MATERIALS PROVIDED
━━━━━━━━━━
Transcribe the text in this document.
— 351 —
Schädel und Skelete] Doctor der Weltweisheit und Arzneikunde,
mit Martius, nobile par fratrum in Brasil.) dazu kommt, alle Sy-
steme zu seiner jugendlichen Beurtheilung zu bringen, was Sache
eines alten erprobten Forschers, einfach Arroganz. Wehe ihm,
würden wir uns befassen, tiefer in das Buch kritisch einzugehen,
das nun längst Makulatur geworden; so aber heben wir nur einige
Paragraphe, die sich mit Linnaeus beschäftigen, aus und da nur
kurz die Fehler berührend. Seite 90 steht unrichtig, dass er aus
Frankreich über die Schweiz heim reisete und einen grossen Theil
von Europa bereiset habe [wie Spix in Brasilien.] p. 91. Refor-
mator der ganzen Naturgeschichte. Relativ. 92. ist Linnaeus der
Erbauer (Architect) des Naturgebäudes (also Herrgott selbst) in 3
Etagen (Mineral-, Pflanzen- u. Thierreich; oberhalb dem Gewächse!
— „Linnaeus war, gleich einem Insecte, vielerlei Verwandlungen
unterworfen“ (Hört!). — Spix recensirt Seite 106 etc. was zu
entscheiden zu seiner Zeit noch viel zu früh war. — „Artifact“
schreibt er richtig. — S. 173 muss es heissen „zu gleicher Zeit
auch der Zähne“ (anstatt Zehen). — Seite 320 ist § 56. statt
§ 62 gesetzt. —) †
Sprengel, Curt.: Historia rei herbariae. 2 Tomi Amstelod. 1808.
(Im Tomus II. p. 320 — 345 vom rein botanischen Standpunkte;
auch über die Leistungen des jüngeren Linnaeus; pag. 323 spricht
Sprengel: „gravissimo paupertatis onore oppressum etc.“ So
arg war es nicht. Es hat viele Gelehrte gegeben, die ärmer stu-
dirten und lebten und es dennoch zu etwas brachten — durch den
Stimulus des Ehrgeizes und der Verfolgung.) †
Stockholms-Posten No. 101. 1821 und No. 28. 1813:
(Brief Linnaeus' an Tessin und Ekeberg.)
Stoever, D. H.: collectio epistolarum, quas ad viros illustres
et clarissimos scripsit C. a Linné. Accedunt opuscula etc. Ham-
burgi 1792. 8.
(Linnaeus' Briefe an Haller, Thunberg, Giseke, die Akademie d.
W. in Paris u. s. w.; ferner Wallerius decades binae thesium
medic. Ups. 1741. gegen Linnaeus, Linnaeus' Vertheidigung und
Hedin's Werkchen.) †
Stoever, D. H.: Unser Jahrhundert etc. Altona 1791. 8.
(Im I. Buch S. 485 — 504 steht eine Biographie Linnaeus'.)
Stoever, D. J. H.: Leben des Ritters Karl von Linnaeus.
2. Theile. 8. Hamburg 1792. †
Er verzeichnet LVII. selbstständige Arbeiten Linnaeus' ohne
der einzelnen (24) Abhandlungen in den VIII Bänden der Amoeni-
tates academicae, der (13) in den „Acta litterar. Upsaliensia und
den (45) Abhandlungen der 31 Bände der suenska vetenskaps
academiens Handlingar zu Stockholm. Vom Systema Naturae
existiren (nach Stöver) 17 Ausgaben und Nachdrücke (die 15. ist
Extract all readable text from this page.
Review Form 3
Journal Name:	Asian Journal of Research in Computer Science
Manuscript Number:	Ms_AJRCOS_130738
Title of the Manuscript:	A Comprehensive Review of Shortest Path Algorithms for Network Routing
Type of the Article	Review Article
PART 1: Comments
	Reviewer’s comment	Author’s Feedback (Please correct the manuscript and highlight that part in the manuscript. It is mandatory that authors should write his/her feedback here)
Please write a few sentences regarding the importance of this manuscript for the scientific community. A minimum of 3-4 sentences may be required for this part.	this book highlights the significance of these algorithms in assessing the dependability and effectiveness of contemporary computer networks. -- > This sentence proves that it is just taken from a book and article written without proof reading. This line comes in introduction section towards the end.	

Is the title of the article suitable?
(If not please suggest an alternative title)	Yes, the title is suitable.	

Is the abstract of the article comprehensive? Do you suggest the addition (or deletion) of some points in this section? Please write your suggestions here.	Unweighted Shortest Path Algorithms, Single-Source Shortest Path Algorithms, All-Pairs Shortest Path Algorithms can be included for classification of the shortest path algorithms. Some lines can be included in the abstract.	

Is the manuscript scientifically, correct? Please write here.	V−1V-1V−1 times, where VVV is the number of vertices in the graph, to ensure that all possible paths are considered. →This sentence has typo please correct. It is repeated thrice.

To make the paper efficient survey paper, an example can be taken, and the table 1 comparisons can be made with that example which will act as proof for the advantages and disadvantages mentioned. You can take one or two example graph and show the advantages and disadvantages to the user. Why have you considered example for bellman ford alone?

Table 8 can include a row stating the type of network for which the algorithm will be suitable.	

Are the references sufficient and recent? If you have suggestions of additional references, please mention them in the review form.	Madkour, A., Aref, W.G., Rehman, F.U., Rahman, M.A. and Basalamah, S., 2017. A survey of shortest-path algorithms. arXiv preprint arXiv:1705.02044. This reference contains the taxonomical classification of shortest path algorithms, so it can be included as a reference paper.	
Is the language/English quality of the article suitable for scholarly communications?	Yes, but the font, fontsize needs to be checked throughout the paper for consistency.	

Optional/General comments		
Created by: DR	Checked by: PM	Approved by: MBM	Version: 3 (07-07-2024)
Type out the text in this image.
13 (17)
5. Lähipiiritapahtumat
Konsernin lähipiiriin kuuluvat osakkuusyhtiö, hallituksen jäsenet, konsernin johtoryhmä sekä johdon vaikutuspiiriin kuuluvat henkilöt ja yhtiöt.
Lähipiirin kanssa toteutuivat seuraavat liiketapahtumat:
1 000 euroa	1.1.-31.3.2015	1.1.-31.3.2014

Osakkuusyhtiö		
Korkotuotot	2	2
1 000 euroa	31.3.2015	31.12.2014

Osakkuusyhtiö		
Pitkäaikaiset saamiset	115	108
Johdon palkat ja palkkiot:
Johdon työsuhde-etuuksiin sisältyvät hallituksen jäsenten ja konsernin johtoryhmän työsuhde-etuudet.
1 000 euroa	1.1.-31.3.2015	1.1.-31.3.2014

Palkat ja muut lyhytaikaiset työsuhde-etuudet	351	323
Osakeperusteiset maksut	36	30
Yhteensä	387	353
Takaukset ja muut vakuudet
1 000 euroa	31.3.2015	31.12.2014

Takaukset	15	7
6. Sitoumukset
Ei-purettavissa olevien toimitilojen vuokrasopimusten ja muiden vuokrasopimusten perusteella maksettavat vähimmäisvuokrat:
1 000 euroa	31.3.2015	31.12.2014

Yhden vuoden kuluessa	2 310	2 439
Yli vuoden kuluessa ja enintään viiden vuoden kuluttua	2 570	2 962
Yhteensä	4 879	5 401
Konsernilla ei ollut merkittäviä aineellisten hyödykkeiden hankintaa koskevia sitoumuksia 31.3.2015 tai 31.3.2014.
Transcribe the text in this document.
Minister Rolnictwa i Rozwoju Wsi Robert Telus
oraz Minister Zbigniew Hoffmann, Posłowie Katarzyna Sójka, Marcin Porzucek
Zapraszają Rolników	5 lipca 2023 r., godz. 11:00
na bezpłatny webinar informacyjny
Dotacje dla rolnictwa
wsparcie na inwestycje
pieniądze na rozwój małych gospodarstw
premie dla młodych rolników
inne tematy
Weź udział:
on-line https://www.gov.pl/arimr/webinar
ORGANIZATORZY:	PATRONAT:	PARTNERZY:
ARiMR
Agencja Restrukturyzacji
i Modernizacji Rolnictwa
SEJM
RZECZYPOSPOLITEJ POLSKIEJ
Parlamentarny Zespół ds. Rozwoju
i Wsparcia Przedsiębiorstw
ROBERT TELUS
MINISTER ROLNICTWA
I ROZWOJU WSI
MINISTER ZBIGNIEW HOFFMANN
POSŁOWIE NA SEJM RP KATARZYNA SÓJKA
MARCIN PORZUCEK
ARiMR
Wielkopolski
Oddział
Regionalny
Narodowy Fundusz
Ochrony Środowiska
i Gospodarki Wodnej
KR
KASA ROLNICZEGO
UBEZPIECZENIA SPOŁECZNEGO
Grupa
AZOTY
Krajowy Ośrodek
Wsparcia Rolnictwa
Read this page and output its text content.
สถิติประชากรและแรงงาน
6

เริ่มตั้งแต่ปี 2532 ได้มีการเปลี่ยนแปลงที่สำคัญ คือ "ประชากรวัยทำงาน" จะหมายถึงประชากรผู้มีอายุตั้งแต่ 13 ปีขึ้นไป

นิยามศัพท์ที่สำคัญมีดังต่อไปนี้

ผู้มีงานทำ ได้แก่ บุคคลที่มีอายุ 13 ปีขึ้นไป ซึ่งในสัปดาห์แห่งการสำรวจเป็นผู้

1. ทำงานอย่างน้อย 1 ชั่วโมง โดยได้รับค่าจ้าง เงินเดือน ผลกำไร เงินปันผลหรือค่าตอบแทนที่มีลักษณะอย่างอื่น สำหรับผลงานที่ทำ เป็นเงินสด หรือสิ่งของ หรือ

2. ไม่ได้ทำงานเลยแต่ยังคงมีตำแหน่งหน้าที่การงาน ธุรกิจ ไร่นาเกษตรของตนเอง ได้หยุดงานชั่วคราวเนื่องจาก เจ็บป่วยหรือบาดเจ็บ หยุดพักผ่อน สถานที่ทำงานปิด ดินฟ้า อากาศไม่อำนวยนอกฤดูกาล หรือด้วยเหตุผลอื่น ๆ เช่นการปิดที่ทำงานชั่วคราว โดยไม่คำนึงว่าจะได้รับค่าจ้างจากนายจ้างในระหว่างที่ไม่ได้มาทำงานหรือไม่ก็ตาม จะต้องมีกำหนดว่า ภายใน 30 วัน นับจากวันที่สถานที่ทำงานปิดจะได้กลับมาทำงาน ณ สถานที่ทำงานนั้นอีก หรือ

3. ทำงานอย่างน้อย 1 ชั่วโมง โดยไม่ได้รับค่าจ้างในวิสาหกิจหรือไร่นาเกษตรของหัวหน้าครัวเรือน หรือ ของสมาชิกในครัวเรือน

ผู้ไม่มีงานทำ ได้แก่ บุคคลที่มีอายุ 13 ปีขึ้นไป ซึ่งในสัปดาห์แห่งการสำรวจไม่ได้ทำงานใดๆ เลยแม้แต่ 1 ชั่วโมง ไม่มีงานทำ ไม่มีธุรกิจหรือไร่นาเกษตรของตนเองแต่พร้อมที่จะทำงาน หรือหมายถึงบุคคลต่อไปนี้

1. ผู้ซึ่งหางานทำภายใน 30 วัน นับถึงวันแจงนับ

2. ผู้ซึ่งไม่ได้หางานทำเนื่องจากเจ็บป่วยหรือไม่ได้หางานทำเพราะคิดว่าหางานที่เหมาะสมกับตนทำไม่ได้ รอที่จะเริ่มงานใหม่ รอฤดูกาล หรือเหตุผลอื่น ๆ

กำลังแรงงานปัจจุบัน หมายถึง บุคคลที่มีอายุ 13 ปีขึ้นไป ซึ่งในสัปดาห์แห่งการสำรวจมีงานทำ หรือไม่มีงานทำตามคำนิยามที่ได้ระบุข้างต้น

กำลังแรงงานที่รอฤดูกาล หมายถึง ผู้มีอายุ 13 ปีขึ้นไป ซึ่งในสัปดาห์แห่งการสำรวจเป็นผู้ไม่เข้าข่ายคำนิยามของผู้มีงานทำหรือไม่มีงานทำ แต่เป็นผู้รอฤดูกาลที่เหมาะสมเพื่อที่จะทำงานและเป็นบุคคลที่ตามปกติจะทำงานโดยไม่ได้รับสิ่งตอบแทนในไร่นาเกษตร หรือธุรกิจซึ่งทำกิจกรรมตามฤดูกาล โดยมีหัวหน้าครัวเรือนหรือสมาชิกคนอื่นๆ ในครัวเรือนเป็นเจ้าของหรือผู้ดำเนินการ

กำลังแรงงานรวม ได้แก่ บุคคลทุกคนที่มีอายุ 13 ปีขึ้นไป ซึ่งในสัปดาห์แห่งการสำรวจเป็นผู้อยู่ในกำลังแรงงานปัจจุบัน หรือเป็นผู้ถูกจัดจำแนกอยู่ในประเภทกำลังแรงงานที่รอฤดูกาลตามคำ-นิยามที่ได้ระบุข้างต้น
━━━━━━━━━━
STATED GOAL
Copy each line above that contains the word "ยามท".

RESPONSE TO THE EXERCISE
กำลังแรงงานปัจจุบัน หมายถึง บุคคลที่มีอายุ 13 ปีขึ้นไป ซึ่งในสัปดาห์แห่งการสำรวจมีงานทำ หรือไม่มีงานทำตามคำนิยามที่ได้ระบุข้างต้น
กำลังแรงงานรวม ได้แก่ บุคคลทุกคนที่มีอายุ 13 ปีขึ้นไป ซึ่งในสัปดาห์แห่งการสำรวจเป็นผู้อยู่ในกำลังแรงงานปัจจุบัน หรือเป็นผู้ถูกจัดจำแนกอยู่ในประเภทกำลังแรงงานที่รอฤดูกาลตามคำ-นิยามที่ได้ระบุข้างต้น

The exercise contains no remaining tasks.